§ Extracted records
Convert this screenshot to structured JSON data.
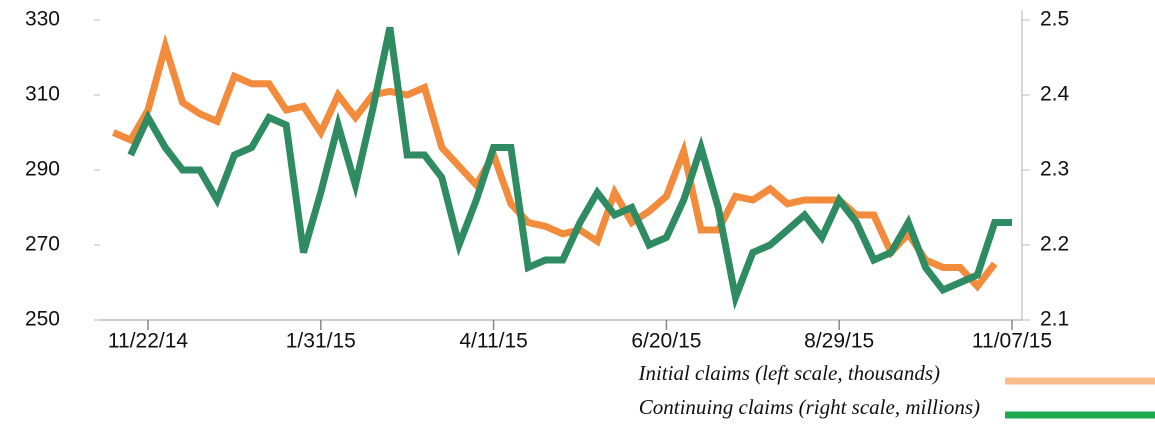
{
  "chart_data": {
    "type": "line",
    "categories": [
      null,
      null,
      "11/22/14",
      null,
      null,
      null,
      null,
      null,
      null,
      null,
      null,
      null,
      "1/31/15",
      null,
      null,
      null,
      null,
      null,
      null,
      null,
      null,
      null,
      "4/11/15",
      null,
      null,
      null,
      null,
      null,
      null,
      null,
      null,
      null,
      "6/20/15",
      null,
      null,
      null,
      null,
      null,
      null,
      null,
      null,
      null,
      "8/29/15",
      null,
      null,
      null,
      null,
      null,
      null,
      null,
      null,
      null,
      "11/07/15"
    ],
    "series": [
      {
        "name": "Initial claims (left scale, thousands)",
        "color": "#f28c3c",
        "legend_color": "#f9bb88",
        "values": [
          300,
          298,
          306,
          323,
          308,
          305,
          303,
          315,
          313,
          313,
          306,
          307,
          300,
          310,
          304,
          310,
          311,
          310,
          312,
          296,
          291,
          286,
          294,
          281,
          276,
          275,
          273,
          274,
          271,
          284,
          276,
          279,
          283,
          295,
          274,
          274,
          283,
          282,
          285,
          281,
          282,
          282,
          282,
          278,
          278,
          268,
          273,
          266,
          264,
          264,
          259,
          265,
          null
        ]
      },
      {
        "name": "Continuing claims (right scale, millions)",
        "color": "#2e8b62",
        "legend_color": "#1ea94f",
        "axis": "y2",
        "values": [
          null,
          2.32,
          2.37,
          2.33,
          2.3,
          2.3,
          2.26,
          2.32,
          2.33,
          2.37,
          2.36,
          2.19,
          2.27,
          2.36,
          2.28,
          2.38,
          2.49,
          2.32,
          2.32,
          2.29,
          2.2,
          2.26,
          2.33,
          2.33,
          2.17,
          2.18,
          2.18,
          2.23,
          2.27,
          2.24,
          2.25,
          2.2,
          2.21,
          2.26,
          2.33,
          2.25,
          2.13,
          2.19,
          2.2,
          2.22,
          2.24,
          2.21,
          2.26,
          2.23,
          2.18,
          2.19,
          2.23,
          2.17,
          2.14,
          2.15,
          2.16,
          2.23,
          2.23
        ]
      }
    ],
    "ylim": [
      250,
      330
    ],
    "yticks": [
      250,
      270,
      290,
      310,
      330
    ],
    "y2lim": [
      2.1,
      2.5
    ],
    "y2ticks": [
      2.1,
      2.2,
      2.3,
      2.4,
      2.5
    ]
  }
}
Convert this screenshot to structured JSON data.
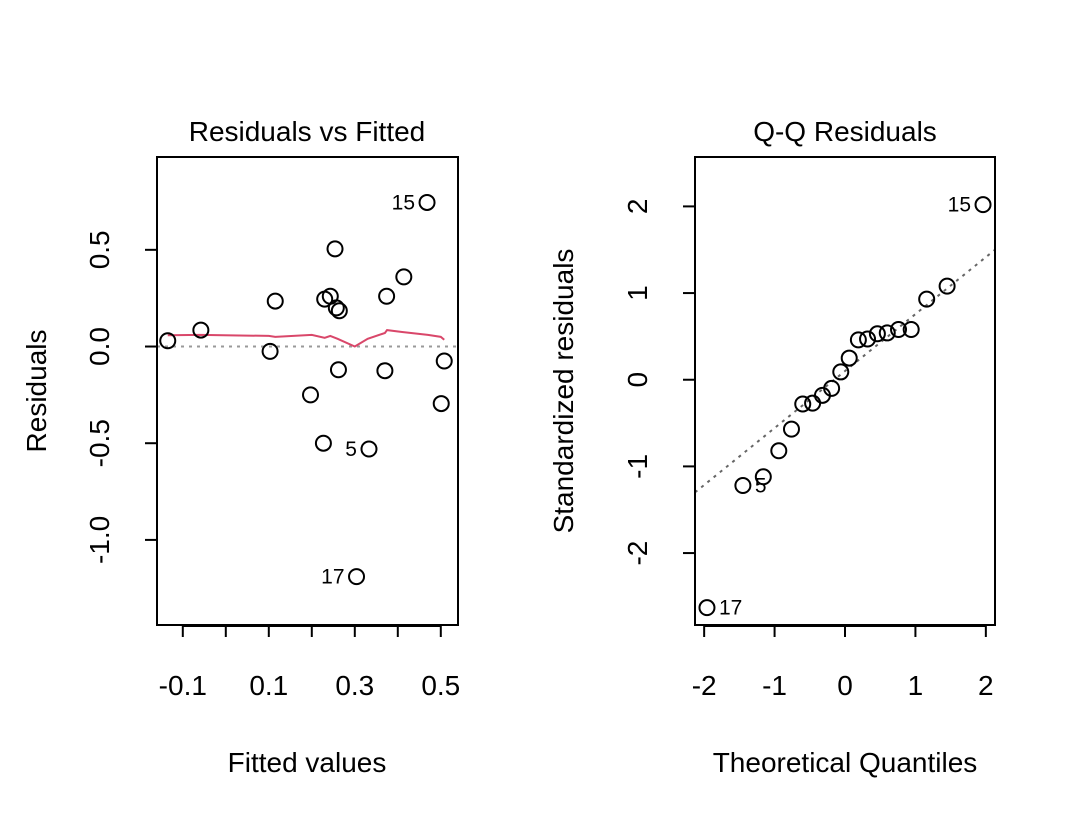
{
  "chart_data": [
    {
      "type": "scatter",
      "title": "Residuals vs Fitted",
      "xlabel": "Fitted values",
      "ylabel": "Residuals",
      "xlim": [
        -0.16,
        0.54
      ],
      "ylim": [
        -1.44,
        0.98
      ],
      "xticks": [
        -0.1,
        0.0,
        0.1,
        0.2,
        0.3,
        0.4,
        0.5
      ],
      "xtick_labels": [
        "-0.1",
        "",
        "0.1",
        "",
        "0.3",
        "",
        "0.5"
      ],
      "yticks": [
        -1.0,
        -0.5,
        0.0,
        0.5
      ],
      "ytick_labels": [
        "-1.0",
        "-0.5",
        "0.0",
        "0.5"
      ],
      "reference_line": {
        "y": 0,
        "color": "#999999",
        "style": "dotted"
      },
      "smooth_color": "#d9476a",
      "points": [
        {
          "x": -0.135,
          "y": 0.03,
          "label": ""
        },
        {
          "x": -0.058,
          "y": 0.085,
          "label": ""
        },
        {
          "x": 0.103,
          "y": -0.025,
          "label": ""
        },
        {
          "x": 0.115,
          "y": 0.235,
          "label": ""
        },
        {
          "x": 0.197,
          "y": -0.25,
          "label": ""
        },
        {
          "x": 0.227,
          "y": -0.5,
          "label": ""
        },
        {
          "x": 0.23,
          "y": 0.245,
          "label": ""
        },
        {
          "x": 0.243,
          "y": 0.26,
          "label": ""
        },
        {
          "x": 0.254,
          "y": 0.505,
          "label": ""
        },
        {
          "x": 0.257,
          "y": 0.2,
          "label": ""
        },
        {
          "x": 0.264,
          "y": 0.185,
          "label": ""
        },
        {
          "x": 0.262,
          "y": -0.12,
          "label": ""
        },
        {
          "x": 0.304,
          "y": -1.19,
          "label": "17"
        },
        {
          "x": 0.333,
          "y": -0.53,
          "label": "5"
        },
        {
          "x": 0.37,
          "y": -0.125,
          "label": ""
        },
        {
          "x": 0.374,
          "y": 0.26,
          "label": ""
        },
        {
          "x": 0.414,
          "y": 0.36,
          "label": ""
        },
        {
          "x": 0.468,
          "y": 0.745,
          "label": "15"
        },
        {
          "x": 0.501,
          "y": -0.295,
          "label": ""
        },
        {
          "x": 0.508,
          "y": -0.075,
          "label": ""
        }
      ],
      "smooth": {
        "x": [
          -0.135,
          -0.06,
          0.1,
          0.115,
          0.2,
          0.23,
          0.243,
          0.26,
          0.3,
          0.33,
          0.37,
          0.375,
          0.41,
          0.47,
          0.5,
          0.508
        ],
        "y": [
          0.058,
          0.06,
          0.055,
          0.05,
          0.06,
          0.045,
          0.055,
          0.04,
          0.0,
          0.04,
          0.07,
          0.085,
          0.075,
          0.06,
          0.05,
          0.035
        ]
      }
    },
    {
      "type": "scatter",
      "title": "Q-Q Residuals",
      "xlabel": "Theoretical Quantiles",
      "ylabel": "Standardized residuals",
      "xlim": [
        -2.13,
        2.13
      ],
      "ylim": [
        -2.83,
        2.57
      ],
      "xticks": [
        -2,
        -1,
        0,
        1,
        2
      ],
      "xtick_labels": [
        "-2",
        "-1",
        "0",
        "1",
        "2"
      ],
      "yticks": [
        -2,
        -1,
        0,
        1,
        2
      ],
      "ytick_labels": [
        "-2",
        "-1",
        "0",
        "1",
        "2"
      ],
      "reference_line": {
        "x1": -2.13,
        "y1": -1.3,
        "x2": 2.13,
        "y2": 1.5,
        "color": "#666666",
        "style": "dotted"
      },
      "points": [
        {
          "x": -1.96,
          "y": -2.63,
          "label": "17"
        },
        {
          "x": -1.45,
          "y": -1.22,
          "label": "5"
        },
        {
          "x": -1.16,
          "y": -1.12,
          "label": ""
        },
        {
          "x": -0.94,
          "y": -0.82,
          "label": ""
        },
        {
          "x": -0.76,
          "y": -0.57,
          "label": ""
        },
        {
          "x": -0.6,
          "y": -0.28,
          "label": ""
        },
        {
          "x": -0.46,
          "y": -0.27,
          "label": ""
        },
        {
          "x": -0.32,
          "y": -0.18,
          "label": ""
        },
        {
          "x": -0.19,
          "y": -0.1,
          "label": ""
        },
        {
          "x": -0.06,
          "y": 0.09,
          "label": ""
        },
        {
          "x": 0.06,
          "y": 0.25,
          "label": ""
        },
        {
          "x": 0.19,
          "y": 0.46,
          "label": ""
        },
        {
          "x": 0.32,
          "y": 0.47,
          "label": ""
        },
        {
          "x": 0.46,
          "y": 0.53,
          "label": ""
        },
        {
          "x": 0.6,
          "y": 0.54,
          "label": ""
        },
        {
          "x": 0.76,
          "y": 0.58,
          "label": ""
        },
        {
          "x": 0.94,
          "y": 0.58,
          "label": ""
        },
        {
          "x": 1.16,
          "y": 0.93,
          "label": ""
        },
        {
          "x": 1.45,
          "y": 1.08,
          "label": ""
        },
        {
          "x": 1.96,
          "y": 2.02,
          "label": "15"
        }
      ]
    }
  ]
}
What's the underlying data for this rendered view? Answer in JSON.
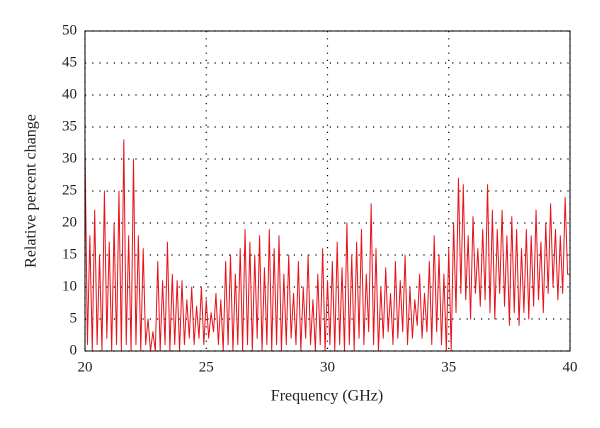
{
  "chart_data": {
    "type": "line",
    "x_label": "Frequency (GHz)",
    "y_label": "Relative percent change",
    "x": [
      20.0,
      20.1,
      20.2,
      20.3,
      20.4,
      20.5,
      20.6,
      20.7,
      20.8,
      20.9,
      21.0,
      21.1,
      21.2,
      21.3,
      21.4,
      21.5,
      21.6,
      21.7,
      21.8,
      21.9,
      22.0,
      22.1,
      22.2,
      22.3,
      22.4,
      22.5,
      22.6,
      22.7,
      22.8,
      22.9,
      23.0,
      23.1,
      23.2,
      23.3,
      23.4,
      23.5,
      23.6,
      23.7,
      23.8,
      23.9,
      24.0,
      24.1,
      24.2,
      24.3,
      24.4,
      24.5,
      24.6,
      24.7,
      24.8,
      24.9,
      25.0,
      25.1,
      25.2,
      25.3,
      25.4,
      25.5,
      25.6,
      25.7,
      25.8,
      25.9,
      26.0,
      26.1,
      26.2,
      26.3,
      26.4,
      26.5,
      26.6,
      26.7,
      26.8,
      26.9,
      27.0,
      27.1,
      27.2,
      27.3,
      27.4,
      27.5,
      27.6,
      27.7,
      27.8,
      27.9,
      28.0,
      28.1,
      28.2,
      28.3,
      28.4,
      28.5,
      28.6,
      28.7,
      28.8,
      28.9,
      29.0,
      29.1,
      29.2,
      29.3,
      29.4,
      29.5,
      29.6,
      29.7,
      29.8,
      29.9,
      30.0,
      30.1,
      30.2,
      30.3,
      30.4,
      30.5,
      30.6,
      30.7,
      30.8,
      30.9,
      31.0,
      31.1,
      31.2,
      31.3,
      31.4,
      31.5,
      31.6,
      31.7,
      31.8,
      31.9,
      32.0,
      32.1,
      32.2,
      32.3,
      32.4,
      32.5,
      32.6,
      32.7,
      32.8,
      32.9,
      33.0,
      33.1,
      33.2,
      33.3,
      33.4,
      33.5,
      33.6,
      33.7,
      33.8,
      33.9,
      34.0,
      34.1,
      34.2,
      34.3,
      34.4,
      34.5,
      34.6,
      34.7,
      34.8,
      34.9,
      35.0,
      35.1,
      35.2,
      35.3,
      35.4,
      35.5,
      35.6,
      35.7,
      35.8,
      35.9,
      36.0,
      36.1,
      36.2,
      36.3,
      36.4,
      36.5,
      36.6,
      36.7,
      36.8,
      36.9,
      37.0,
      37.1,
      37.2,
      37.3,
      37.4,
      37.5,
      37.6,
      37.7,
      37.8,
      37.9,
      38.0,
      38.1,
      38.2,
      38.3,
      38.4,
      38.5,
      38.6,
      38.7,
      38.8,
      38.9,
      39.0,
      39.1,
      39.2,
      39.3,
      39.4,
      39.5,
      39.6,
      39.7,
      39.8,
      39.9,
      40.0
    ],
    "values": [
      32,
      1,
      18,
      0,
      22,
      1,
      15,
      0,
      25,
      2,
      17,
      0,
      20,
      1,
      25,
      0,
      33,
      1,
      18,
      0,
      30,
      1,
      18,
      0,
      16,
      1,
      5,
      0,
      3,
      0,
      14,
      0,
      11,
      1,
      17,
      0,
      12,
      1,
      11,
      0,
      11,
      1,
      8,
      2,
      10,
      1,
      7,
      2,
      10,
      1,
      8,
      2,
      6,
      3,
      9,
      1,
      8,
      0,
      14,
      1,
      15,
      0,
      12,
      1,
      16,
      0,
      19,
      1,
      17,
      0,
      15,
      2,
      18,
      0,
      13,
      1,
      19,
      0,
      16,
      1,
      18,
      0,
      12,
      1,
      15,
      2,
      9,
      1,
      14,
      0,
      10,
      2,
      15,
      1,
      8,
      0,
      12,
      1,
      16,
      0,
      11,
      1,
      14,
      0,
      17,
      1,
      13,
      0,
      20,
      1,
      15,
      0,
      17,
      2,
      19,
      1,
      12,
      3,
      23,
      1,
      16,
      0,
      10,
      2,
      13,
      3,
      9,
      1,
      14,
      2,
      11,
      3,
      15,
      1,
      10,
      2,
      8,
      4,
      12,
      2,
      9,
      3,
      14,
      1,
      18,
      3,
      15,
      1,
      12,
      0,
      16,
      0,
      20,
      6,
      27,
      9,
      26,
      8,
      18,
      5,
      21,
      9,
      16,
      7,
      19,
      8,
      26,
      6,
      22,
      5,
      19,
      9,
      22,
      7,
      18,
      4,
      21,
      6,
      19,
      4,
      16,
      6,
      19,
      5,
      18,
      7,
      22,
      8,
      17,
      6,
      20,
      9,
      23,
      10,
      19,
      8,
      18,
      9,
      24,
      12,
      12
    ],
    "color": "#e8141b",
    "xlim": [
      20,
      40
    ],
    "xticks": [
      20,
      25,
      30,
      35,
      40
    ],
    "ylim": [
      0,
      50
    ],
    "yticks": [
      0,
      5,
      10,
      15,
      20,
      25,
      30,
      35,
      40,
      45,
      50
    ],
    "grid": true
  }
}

§ Goal
Above are the records. Copy every line in them holding "name".

§ Task solution
        "name": "Initial claims (left scale, thousands)",
        "name": "Continuing claims (right scale, millions)",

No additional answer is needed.